→ Exercise aim
For the string "Riboflavin", state the number of lines in the data that contain it, and nothing else.

→ Extracted material
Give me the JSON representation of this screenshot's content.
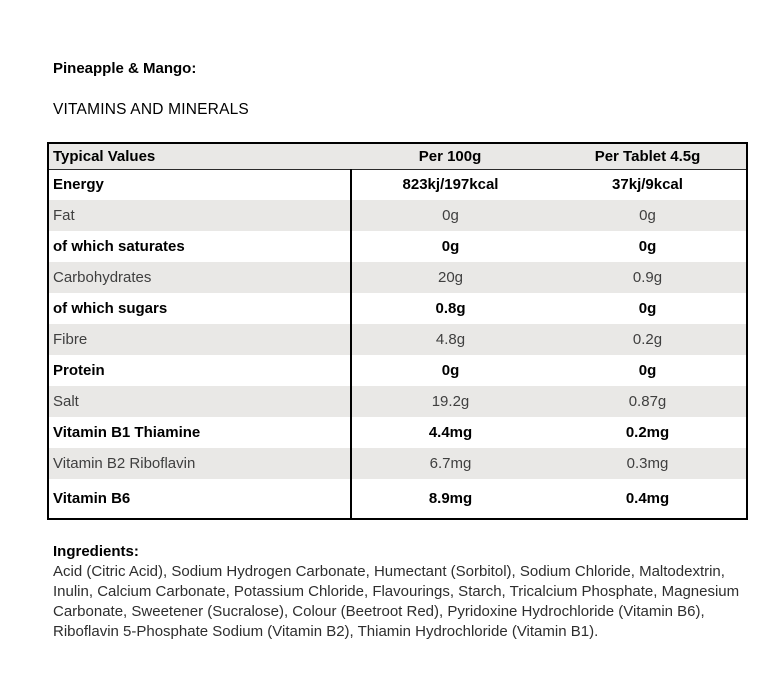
{
  "page": {
    "product_title": "Pineapple & Mango:",
    "section_title": "VITAMINS AND MINERALS"
  },
  "table": {
    "headers": [
      "Typical Values",
      "Per 100g",
      "Per Tablet 4.5g"
    ],
    "rows": [
      {
        "label": "Energy",
        "per_100g": "823kj/197kcal",
        "per_tablet": "37kj/9kcal",
        "bold": true
      },
      {
        "label": "Fat",
        "per_100g": "0g",
        "per_tablet": "0g",
        "bold": false
      },
      {
        "label": "of which saturates",
        "per_100g": "0g",
        "per_tablet": "0g",
        "bold": true
      },
      {
        "label": "Carbohydrates",
        "per_100g": "20g",
        "per_tablet": "0.9g",
        "bold": false
      },
      {
        "label": "of which sugars",
        "per_100g": "0.8g",
        "per_tablet": "0g",
        "bold": true
      },
      {
        "label": "Fibre",
        "per_100g": "4.8g",
        "per_tablet": "0.2g",
        "bold": false
      },
      {
        "label": "Protein",
        "per_100g": "0g",
        "per_tablet": "0g",
        "bold": true
      },
      {
        "label": "Salt",
        "per_100g": "19.2g",
        "per_tablet": "0.87g",
        "bold": false
      },
      {
        "label": "Vitamin B1 Thiamine",
        "per_100g": "4.4mg",
        "per_tablet": "0.2mg",
        "bold": true
      },
      {
        "label": "Vitamin B2 Riboflavin",
        "per_100g": "6.7mg",
        "per_tablet": "0.3mg",
        "bold": false
      },
      {
        "label": "Vitamin B6",
        "per_100g": "8.9mg",
        "per_tablet": "0.4mg",
        "bold": true
      }
    ]
  },
  "ingredients": {
    "heading": "Ingredients:",
    "text": "Acid (Citric Acid), Sodium Hydrogen Carbonate, Humectant (Sorbitol), Sodium Chloride, Maltodextrin, Inulin, Calcium Carbonate, Potassium Chloride, Flavourings, Starch, Tricalcium Phosphate, Magnesium Carbonate, Sweetener (Sucralose), Colour (Beetroot Red), Pyridoxine Hydrochloride (Vitamin B6), Riboflavin 5-Phosphate Sodium (Vitamin B2), Thiamin Hydrochloride (Vitamin B1)."
  },
  "colors": {
    "row_shade": "#e9e8e6",
    "table_border": "#000000",
    "regular_text": "#3f3f3f",
    "bold_text": "#000000"
  }
}
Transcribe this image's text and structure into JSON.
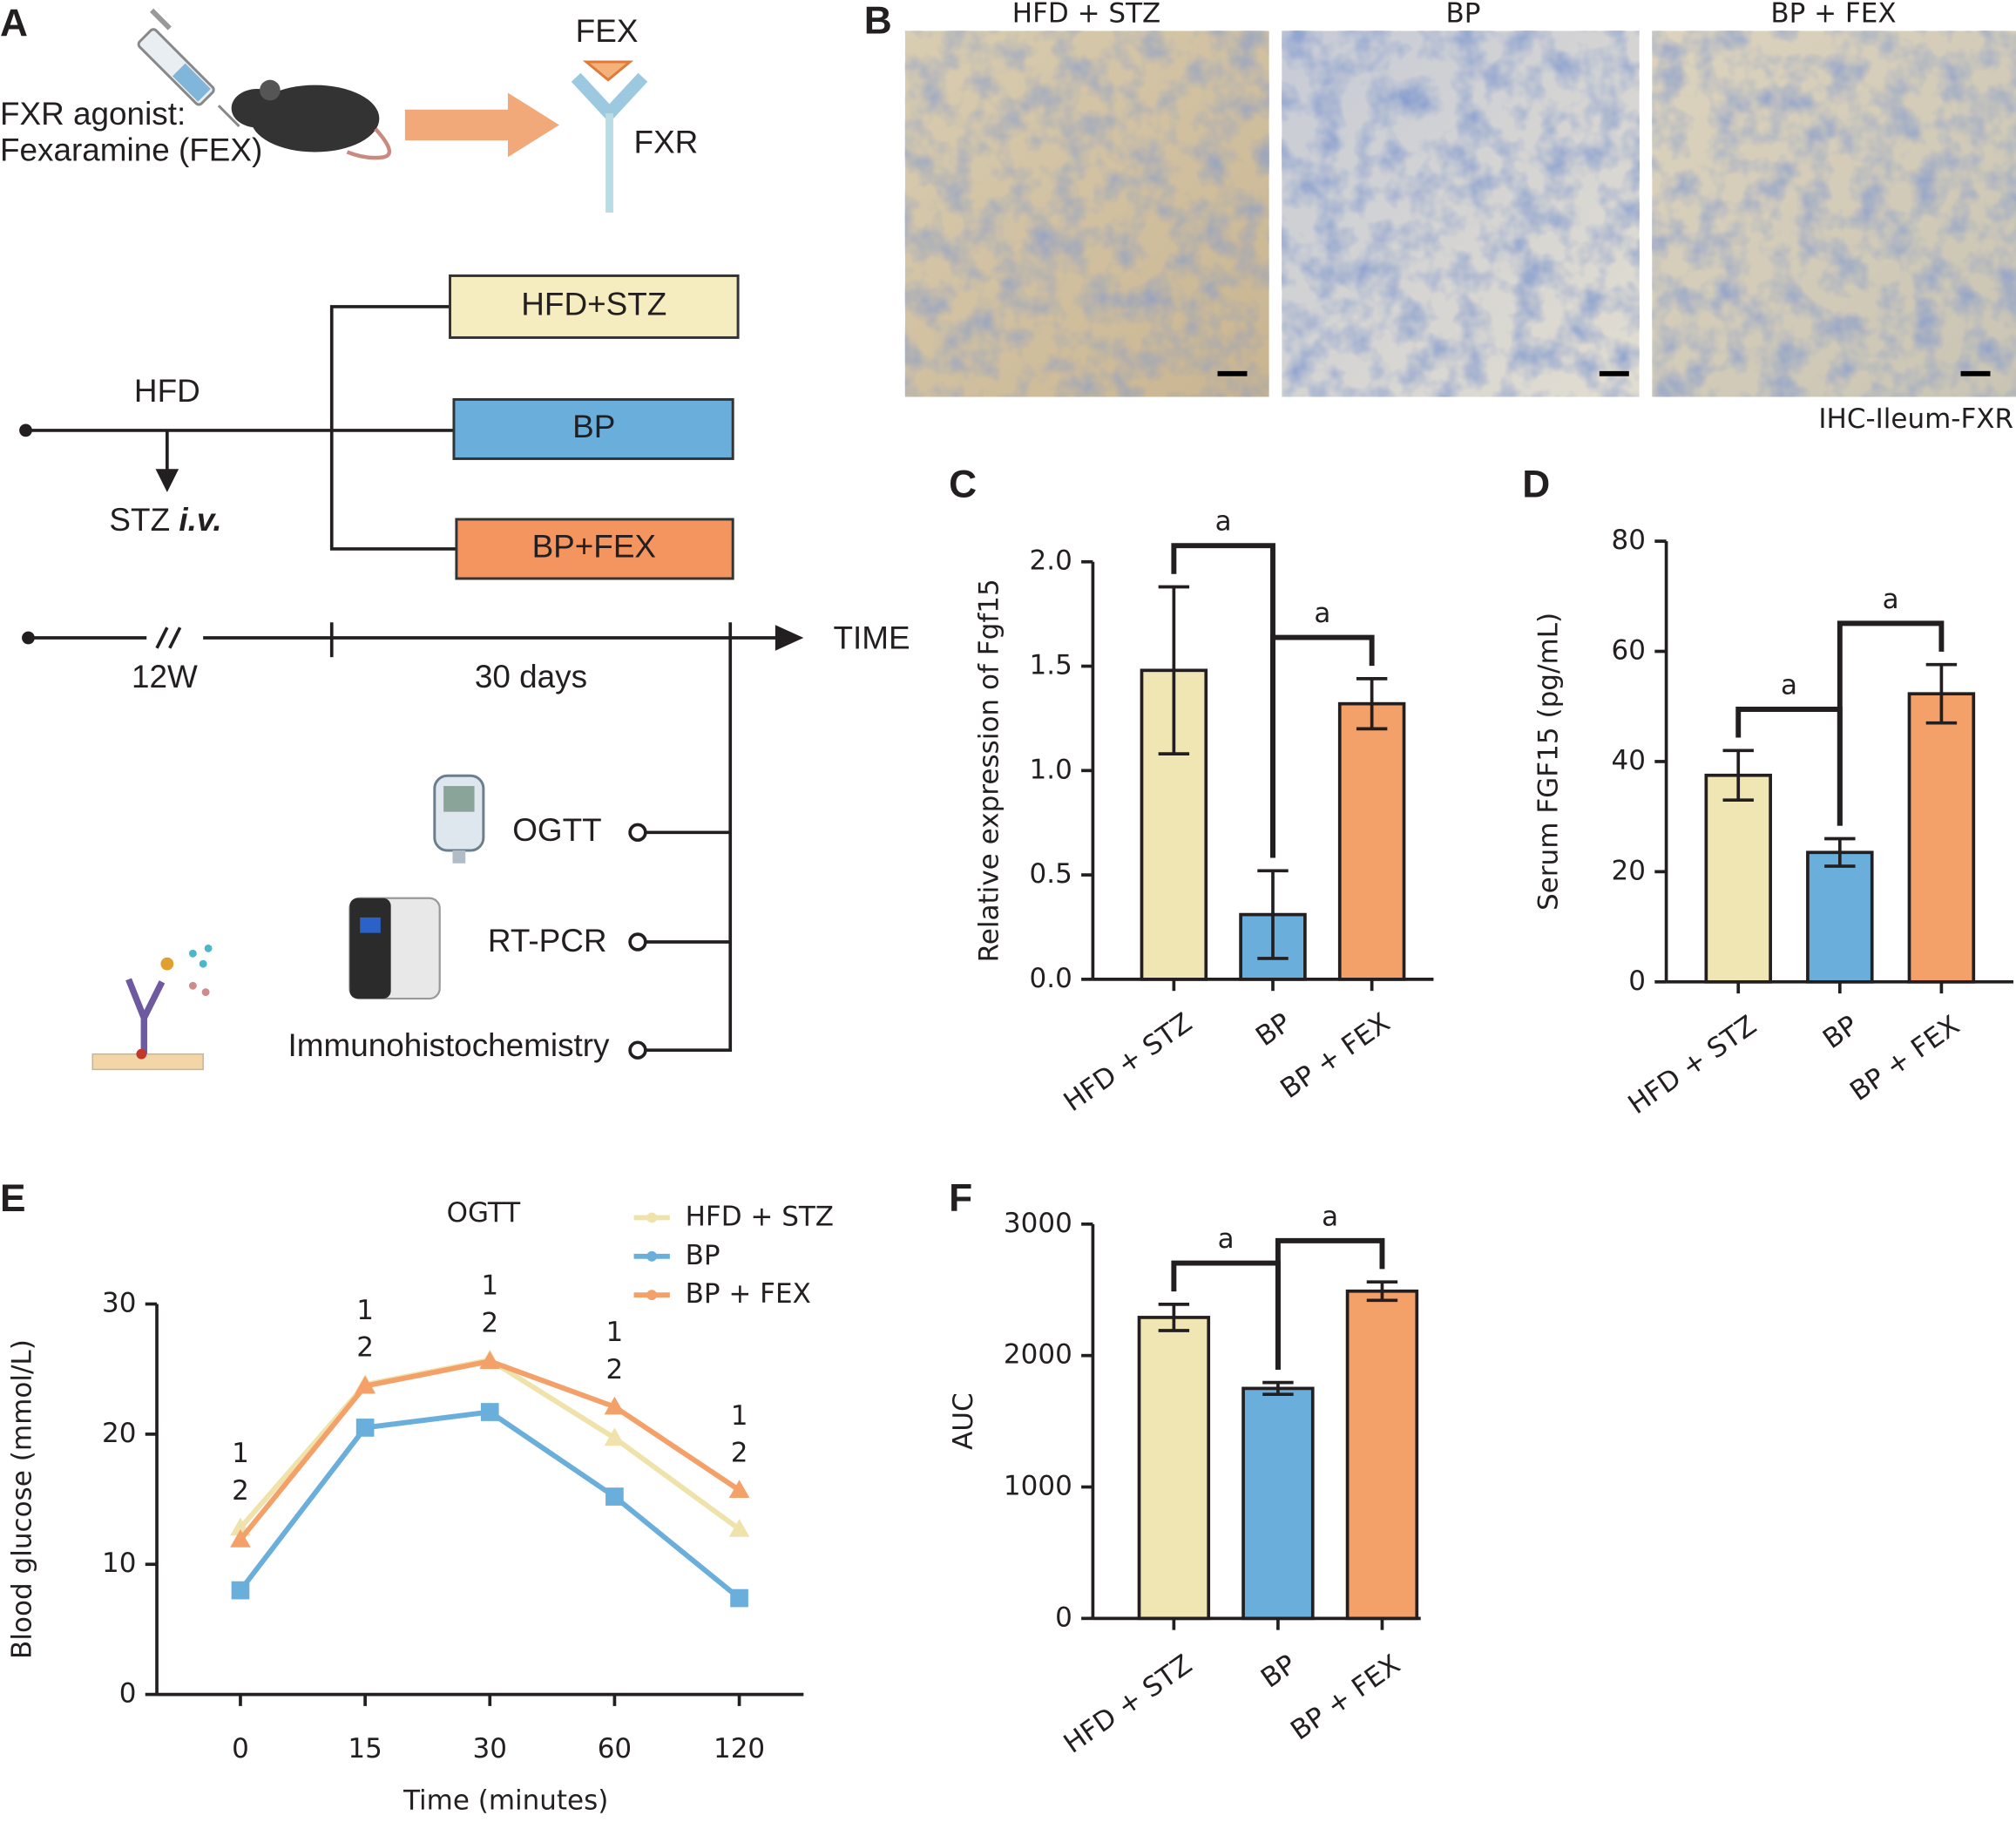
{
  "panel_labels": [
    "A",
    "B",
    "C",
    "D",
    "E",
    "F"
  ],
  "diagram": {
    "agonist": "FXR agonist:",
    "agonist_name": "Fexaramine (FEX)",
    "ligand": "FEX",
    "receptor": "FXR",
    "groups": [
      "HFD+STZ",
      "BP",
      "BP+FEX"
    ],
    "diet": "HFD",
    "injection": "STZ",
    "route": "i.v.",
    "time": "TIME",
    "period1": "12W",
    "period2": "30 days",
    "assays": [
      "OGTT",
      "RT-PCR",
      "Immunohistochemistry"
    ]
  },
  "histology": {
    "panels": [
      "HFD + STZ",
      "BP",
      "BP + FEX"
    ],
    "caption": "IHC-Ileum-FXR"
  },
  "chart_data": [
    {
      "type": "bar",
      "y_label": "Relative expression of Fgf15",
      "categories": [
        "HFD + STZ",
        "BP",
        "BP + FEX"
      ],
      "values": [
        1.48,
        0.31,
        1.32
      ],
      "errors": [
        0.4,
        0.21,
        0.12
      ],
      "colors": [
        "#efe6b4",
        "#6aaedb",
        "#f4a169"
      ],
      "ylim": [
        0,
        2
      ],
      "yticks": [
        {
          "value": 0,
          "label": "0.0"
        },
        0.5,
        {
          "value": 1,
          "label": "1.0"
        },
        1.5,
        {
          "value": 2,
          "label": "2.0"
        }
      ],
      "brackets": [
        {
          "from": 0,
          "to": 1,
          "label": "a"
        },
        {
          "from": 1,
          "to": 2,
          "label": "a"
        }
      ]
    },
    {
      "type": "bar",
      "y_label": "Serum FGF15 (pg/mL)",
      "categories": [
        "HFD + STZ",
        "BP",
        "BP + FEX"
      ],
      "values": [
        37.5,
        23.5,
        52.3
      ],
      "errors": [
        4.5,
        2.5,
        5.3
      ],
      "colors": [
        "#efe6b4",
        "#6aaedb",
        "#f4a169"
      ],
      "ylim": [
        0,
        80
      ],
      "yticks": [
        0,
        20,
        40,
        60,
        80
      ],
      "brackets": [
        {
          "from": 0,
          "to": 1,
          "label": "a"
        },
        {
          "from": 1,
          "to": 2,
          "label": "a"
        }
      ]
    },
    {
      "type": "line",
      "title": "OGTT",
      "x_label": "Time (minutes)",
      "y_label": "Blood glucose (mmol/L)",
      "categories": [
        "0",
        "15",
        "30",
        "60",
        "120"
      ],
      "ylim": [
        0,
        30
      ],
      "yticks": [
        0,
        10,
        20,
        30
      ],
      "series": [
        {
          "name": "HFD + STZ",
          "color": "#efe3ab",
          "values": [
            12.8,
            23.8,
            25.7,
            19.7,
            12.7
          ]
        },
        {
          "name": "BP",
          "color": "#6aaedb",
          "values": [
            8.0,
            20.5,
            21.7,
            15.2,
            7.4
          ]
        },
        {
          "name": "BP + FEX",
          "color": "#f4a169",
          "values": [
            11.9,
            23.7,
            25.6,
            22.1,
            15.7
          ]
        }
      ],
      "annotations": [
        {
          "index": 0,
          "labels": [
            "1",
            "2"
          ]
        },
        {
          "index": 1,
          "labels": [
            "1",
            "2"
          ]
        },
        {
          "index": 2,
          "labels": [
            "1",
            "2"
          ]
        },
        {
          "index": 3,
          "labels": [
            "1",
            "2"
          ]
        },
        {
          "index": 4,
          "labels": [
            "1",
            "2"
          ]
        }
      ]
    },
    {
      "type": "bar",
      "y_label": "AUC",
      "categories": [
        "HFD + STZ",
        "BP",
        "BP + FEX"
      ],
      "values": [
        2290,
        1750,
        2490
      ],
      "errors": [
        100,
        45,
        70
      ],
      "colors": [
        "#efe6b4",
        "#6aaedb",
        "#f4a169"
      ],
      "ylim": [
        0,
        3000
      ],
      "yticks": [
        0,
        1000,
        2000,
        3000
      ],
      "brackets": [
        {
          "from": 0,
          "to": 1,
          "label": "a"
        },
        {
          "from": 1,
          "to": 2,
          "label": "a"
        }
      ]
    }
  ]
}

→ Reply
2